Set exercise
Track down the lines that contain "savedInstanceState" and copy them.

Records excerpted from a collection
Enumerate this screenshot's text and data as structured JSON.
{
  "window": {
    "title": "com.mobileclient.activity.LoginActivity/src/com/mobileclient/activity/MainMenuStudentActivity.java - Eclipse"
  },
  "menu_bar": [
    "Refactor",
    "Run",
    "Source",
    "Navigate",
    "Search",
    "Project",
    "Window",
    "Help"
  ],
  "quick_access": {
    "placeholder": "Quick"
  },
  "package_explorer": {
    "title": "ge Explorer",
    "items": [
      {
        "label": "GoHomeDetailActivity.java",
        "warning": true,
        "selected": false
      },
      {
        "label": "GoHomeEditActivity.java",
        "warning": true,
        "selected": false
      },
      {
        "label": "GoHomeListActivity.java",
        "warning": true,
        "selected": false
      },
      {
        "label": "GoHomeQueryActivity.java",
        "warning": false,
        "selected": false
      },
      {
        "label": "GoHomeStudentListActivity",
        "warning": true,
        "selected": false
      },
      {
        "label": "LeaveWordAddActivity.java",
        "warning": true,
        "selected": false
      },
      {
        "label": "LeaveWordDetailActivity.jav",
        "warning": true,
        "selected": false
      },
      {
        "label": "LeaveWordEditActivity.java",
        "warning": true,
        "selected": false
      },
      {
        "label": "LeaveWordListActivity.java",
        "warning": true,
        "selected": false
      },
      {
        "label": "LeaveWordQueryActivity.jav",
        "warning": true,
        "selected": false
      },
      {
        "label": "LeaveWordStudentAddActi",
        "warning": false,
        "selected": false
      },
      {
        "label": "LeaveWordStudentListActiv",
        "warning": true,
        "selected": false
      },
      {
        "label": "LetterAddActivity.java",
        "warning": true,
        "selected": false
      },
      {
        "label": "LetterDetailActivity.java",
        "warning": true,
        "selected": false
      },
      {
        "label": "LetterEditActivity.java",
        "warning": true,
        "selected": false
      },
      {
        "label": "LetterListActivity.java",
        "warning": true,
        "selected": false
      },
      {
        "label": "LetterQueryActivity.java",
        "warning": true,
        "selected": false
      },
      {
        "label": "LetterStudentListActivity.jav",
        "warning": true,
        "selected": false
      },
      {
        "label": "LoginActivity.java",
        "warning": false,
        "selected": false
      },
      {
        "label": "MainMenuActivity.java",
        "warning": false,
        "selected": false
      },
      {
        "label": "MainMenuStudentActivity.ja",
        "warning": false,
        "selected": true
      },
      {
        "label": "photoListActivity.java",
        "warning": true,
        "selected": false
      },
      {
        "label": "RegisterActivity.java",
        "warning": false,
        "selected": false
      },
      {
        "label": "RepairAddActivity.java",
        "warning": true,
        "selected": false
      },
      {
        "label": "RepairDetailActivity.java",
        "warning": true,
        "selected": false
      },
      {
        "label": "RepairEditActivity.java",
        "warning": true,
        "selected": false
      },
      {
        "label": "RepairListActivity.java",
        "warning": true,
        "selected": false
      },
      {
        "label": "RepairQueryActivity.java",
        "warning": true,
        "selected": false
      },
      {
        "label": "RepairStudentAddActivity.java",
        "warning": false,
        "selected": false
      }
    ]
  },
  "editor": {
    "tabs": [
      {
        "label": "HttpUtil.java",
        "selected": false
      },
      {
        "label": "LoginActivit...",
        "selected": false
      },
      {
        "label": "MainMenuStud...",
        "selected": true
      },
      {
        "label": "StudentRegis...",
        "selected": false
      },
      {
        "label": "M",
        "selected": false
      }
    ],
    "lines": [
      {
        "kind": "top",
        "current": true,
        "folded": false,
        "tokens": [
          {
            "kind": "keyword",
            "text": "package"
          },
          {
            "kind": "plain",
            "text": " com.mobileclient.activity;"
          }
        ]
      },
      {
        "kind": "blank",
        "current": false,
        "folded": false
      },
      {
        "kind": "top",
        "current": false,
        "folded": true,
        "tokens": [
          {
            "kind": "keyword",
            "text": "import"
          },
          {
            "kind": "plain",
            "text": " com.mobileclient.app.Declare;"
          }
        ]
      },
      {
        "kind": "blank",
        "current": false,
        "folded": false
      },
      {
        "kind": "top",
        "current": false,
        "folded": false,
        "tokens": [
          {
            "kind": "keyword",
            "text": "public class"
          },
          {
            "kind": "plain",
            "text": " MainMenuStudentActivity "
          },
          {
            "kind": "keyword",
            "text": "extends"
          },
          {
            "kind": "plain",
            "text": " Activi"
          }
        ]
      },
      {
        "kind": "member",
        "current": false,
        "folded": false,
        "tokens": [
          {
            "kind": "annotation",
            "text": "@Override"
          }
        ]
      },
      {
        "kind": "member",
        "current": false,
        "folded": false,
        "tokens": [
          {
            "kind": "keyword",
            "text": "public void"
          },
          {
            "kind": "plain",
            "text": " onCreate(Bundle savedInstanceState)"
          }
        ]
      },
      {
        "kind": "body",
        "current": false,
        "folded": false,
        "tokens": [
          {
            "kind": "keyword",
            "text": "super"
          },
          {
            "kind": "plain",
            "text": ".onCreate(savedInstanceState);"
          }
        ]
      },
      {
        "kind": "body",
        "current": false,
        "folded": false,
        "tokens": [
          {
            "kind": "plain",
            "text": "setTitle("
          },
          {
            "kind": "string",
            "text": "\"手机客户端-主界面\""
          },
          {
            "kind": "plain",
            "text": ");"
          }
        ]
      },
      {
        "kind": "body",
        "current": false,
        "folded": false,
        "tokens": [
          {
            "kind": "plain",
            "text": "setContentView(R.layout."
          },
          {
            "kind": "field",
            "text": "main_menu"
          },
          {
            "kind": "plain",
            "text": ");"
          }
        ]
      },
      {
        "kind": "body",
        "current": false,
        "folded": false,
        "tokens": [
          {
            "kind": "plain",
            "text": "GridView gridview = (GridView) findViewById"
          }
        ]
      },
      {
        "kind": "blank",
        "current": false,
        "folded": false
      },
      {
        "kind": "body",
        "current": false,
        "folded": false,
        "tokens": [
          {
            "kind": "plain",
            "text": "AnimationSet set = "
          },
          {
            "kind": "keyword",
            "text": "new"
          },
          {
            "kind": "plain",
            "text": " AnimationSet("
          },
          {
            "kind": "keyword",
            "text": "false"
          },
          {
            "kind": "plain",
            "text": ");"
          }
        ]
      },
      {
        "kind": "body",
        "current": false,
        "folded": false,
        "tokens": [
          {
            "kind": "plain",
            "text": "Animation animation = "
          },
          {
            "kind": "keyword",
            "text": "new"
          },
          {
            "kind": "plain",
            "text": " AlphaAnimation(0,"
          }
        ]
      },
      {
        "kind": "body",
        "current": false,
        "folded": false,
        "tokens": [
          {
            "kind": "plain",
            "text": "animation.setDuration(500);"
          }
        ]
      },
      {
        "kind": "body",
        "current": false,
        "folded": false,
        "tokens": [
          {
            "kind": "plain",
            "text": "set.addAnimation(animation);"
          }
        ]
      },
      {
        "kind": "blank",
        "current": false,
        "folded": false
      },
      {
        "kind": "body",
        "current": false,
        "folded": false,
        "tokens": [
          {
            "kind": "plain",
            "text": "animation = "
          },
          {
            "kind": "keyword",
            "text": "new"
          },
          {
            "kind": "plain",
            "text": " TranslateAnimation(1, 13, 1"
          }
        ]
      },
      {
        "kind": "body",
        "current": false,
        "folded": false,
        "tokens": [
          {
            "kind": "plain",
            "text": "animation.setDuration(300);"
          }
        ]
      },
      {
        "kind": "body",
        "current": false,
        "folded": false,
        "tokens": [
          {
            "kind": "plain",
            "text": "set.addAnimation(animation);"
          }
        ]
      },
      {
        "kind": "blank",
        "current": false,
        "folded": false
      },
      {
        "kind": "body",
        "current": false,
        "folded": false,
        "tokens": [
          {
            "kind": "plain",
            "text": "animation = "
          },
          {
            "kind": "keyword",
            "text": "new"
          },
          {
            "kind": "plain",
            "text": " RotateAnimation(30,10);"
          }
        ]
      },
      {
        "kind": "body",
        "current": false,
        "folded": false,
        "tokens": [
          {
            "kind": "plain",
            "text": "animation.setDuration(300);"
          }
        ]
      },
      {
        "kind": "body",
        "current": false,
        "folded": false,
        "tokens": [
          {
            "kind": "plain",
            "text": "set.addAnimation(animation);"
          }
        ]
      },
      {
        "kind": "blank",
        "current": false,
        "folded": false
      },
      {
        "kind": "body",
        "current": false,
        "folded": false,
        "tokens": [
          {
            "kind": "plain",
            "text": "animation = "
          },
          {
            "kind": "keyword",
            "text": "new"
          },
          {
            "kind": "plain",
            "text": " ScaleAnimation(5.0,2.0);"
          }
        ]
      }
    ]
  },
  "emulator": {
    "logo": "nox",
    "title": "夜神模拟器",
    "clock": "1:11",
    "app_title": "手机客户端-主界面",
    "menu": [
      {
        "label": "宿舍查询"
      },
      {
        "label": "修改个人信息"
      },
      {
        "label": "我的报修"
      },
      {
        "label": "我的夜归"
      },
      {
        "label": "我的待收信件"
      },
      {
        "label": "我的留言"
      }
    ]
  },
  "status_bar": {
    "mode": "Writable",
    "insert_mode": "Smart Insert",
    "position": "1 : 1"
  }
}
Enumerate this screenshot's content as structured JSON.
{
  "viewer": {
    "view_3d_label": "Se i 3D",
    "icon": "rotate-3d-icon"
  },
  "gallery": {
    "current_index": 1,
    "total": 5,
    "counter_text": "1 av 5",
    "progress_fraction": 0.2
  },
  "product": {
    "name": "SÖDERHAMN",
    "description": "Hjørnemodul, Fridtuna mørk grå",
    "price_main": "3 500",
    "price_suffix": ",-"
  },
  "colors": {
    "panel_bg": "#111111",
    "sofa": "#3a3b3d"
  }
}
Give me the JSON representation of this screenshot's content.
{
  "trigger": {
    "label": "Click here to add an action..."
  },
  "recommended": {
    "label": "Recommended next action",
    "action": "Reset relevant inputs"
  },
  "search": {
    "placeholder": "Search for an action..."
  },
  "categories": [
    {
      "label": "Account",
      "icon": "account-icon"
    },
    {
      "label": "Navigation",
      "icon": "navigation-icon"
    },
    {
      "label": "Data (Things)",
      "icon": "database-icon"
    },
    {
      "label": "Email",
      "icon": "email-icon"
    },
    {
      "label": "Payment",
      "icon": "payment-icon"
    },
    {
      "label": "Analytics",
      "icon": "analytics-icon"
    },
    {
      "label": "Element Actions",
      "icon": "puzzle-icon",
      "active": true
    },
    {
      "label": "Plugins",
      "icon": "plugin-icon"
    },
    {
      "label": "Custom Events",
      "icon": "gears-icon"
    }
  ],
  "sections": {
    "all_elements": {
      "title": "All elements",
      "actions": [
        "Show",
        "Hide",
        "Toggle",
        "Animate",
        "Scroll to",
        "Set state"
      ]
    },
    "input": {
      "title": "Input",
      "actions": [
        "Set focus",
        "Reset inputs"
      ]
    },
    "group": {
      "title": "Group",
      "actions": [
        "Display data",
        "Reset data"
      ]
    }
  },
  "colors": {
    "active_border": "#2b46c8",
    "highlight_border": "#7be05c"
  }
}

Written response
            "text": " onCreate(Bundle savedInstanceState)"
            "text": ".onCreate(savedInstanceState);"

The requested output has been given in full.